> [Vorliegender Text]:
# String in Datei finden und ersetzen



## Schaaaf (9. Aug 2010)

Hallo,

ich möchte in einer Datei alle Strings "gesucht" finden und sie durch den String "gefunden" ersetzen. Hier der Code zum Finden des Strings:


```
public static void StringSuchen() throws IOException
	{
        String pattern = "gesucht";
        File file = new File("C:/Datei.txt");
        FileReader freader = new FileReader(file);
        BufferedReader reader = new BufferedReader(freader);
 
        while(true)
        {
        	String line = reader.readLine();
        	if(line != null)
        	{
        		if(line.indexOf(pattern) > -1)
        		{
        			System.out.println(line.indexOf(pattern)); //String gefunden
            		}
        	}
        else break;			
        }
	}
```

Wie ersetze ich den jetzt und suche weiter?

Kann mir jemand helfen?


----------



## Gast2 (9. Aug 2010)

Ich würde die Datei zunächste komplett zeilenweise einlesen (ArrayList z.b.).
Danach jede Zeile untersuchen und ggf. den String ersetzen und zum Schluss wieder alles zurückschreiben.


----------



## ProgX (9. Aug 2010)

Wieviele Zeilen hat denn dein File bei dem du ersetzen willst?


----------



## ARadauer (9. Aug 2010)

genau unter deinem thread gibts einen http://www.java-forum.org/allgemeine-java-themen/103746-dateiinhalt-kopieren.html
du machst genau das selbe.. plus befor du die zeile schreibst machst du ein replace...


```
line = line.replace("bier", "wein");
```


----------



## bygones (9. Aug 2010)

wobei da dann lieber [c]replaceAll[/c]


----------



## ARadauer (9. Aug 2010)

bygones hat gesagt.:


> wobei da dann lieber [c]replaceAll[/c]



stimmt!


----------



## Schaaaf (10. Aug 2010)

> [Ausgangsdaten]:
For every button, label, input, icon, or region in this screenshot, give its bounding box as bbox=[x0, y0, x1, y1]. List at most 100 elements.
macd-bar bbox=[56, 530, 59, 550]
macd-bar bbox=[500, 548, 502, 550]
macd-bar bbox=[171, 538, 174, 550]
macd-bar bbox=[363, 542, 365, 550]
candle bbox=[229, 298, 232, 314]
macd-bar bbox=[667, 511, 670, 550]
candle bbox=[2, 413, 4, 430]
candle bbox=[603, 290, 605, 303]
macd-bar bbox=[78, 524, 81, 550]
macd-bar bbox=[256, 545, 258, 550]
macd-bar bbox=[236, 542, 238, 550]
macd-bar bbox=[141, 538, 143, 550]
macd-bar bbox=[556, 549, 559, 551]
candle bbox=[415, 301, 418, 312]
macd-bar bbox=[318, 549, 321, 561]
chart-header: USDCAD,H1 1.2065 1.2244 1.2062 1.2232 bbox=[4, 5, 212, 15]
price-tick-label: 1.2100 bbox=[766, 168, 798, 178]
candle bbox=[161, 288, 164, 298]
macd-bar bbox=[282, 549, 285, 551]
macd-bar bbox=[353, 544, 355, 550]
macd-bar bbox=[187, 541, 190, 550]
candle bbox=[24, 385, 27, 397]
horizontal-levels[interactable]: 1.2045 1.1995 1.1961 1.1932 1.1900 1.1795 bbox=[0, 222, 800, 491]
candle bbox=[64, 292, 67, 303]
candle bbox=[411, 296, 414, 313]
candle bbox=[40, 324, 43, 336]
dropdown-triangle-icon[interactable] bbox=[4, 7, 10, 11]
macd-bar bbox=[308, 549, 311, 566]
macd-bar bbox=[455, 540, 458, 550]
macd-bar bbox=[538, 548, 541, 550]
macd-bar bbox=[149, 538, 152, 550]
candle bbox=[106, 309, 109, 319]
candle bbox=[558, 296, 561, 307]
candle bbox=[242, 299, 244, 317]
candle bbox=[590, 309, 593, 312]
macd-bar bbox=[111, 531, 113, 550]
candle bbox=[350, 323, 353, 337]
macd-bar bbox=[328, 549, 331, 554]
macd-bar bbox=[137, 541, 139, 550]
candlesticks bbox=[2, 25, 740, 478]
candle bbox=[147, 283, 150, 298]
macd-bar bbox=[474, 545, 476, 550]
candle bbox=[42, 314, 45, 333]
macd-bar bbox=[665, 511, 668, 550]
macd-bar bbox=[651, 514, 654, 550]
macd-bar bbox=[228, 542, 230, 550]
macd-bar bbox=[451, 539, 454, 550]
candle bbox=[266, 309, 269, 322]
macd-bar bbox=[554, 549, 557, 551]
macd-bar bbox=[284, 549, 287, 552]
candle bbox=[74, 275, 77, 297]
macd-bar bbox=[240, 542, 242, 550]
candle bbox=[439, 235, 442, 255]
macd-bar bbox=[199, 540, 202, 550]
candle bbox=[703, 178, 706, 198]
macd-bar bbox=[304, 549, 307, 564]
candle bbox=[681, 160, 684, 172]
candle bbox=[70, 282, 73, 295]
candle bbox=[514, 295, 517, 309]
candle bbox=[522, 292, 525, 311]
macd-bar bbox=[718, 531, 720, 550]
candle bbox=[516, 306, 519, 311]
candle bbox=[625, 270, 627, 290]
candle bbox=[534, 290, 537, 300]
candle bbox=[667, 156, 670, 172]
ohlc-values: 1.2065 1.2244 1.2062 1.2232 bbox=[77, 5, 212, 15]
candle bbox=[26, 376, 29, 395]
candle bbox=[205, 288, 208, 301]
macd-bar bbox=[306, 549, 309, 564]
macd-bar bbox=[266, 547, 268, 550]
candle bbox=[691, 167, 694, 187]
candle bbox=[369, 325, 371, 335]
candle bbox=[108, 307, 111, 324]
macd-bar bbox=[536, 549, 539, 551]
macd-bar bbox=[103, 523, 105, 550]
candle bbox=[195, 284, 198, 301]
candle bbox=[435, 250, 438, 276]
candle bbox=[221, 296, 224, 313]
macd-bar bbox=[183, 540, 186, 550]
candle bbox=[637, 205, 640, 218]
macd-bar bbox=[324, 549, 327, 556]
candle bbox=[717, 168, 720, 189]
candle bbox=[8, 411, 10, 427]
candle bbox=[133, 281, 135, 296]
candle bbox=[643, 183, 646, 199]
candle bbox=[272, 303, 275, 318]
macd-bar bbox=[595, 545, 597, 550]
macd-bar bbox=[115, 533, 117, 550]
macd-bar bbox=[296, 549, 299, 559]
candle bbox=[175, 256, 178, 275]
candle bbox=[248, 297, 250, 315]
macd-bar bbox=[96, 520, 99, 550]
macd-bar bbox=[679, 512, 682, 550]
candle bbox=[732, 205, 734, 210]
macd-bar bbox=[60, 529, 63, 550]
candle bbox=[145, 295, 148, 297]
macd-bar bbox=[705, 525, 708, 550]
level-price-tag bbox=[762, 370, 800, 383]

> [Übungsaufgaben]:
a) Fasse bitte den Absatz im Forenthread oben, der mit „Ich würde die Datei“ beginnt, als knappe Liste zusammen. Seine wesentlichen Angaben sollen erhalten bleiben.
b) Beantworte anhand des Forenthreads oben diese Fragen, jede in einer eigenen Zeile:
(i) Welchen Dateipfad verwendet der Code im ersten Beitrag?
(ii) Wonach fragt ProgX?
(iii) Welche Methode empfiehlt bygones stattdessen?

> [Lösungen]:
a)
- Die Datei zuerst vollständig zeilenweise einlesen, etwa in eine ArrayList.
- Danach jede Zeile prüfen und den String bei Bedarf ersetzen.
- Zum Schluss alles wieder zurückschreiben.

b)
(i) C:/Datei.txt
(ii) Wie viele Zeilen die Datei hat, in der ersetzt werden soll.
(iii) replaceAll